TASK SET —
A. In the chemlambda post, what two kinds of fanouts does chemlambda v2 have?
B. Pick up the chemlambda post where it stops and write its next part.
┌─ SELECTED EXCERPT
Tag Archives: ouroboros

Lambda calculus inspires experiments with chemlambda

In the now deleted chemlambda collection I told several stories about how lambda calculus can bring inspiration for experiments with chemlambda. I select for this post a sequence of such experiments. For previous related posts here see this tag and this post.

Let’s go directly to the visuals.

Already in chemlambda v1 I remarked the interesting behaviour of the graph (or molecule) which is obtained from the lambda term of the predecessor applied to a Church number.  With the deterministic greedy algorithm of reductions, after the first stages of reduction there is a repeating pattern of  reduction, (almost) up to the end. The predecessor applied to the Church number molecule looks almost like a closed loop made of pairs A-FO (because that’s how a Church number appears in chemlambda), except a small region which contains the graph of the predecessor, or what it becomes after few rewrites.

In chemlambda v2 we have two kinds of fanouts: FO and FOE.  The end result of the reduction of the same molecule, under the same algorithm, is different: where in chemlambda v1 we had FO nodes (at the end of the reduction), now we have FOE nodes. Other wise there’s the same phenomenon.

Here is it, with black and white visuals

pred

Made by recording of this live (js) demo.
└─
┌─ AVAILABLE DATA
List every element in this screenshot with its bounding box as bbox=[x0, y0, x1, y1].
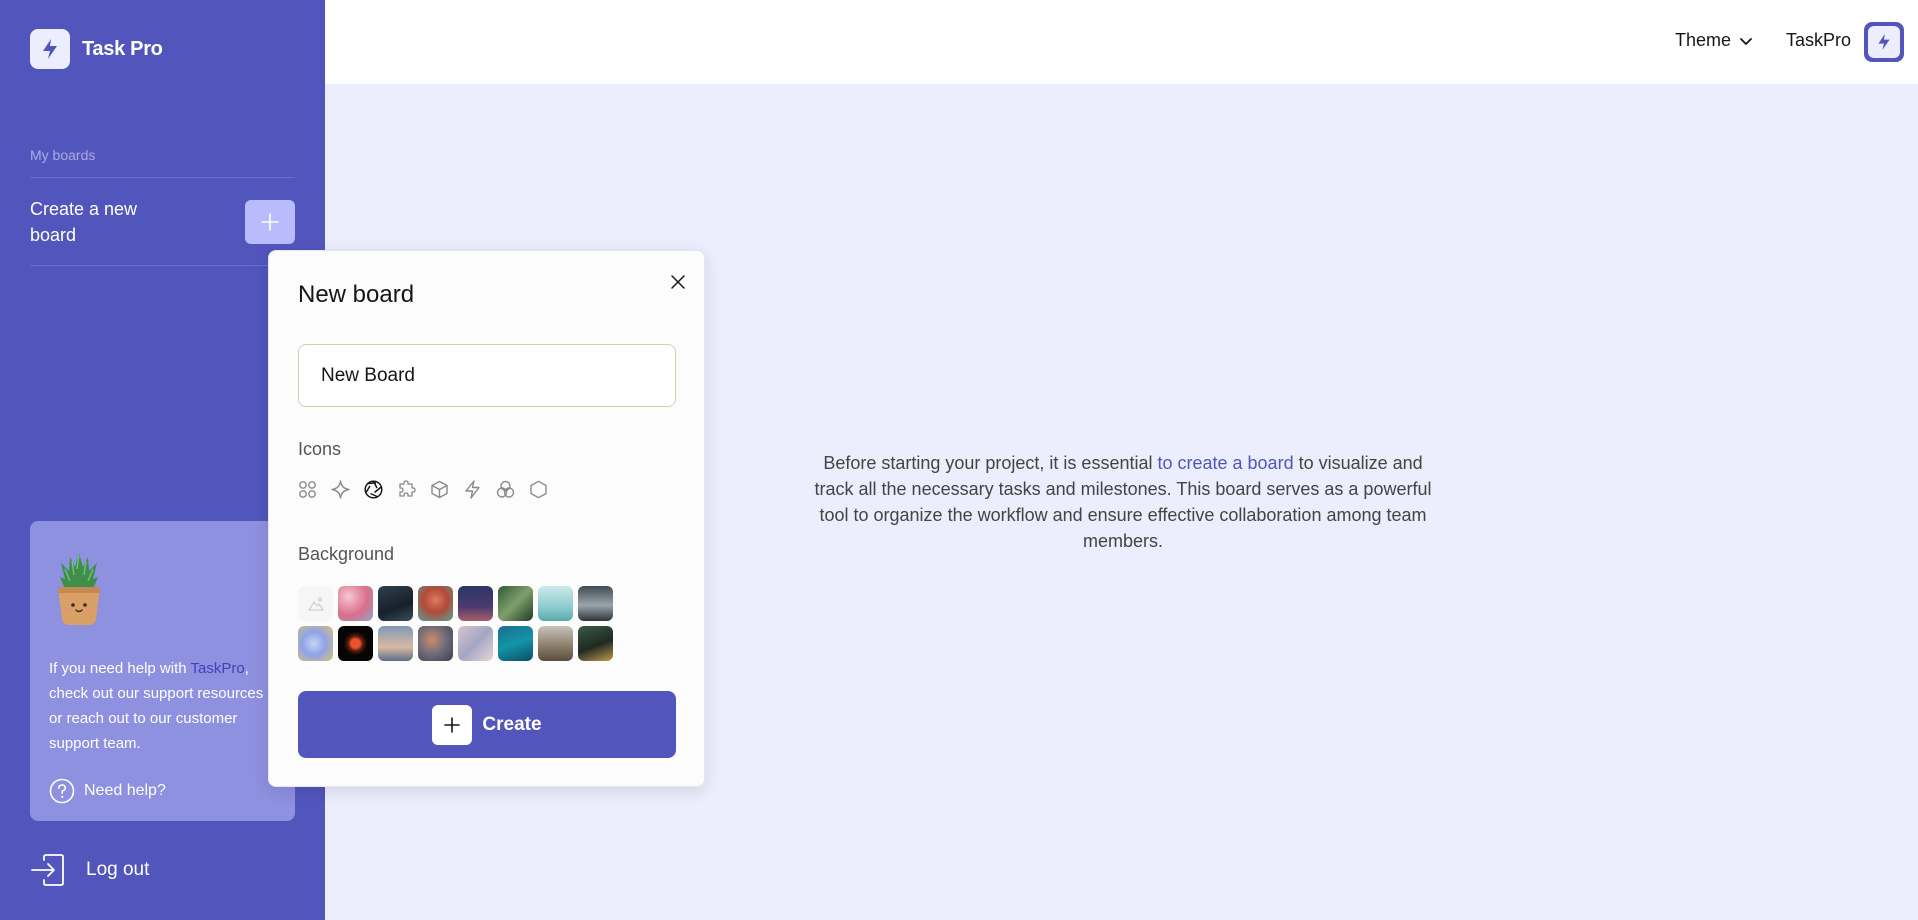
└─
ANSWERS BY TASK —
A. FO and FOE.

B.
1. What happens if we start not from the initial graph, but from the graph after a short number of rewrites? We have just to cut the “out” root of the initial graph, and some nodes from it’s neighbourhood and glue back, so that we obtain a repeating pattern walking on a circular train track.

Here is it, this time with the random reduction algorithm:

bigpred_train-opt

I previously called this graph an “ouroboros”. Or a walker.

2. That is interesting, it looks like a creature (can keep it’s “presence”) which walks in a single direction in a 1-dimensional world.  What could be the mechanism?

Penrose comes to mind, so in the next animation I also use a short demonstration from a movie by Penrose.

bigpred_penrose-opt

 

3. Let’s go back to the lambda calculus side and recall that the algorithm for the translation of a lambda term to a chemlambda molecule is the same as the one from GLC, i.e the one from Section 3 here. There is a freedom in this algorithm, namely that trees of FO nodes can be rewired as we wish. From one side this is normal for GLC and chemlambda v1,  which have the CO-COMM and CO-ASSOC rewrites

convention_3

In chemlambda v2 we don’t have these rewrites at all, which means that in principle two diferent molecules,  obtained from the same lambda term, which differ only by the rewiring of the FO nodes may reduce differently.

In our case it would be interesting to see if the same is true for the FOE nodes as well. For example, remark that the closed loop, excepting the walker, is made by a tree of FOE nodes, a very simple one. What happens if we perturb this tree, say by permuting some of the leaves of the tree, i.e. by rewiring the connections between FOE and A nodes.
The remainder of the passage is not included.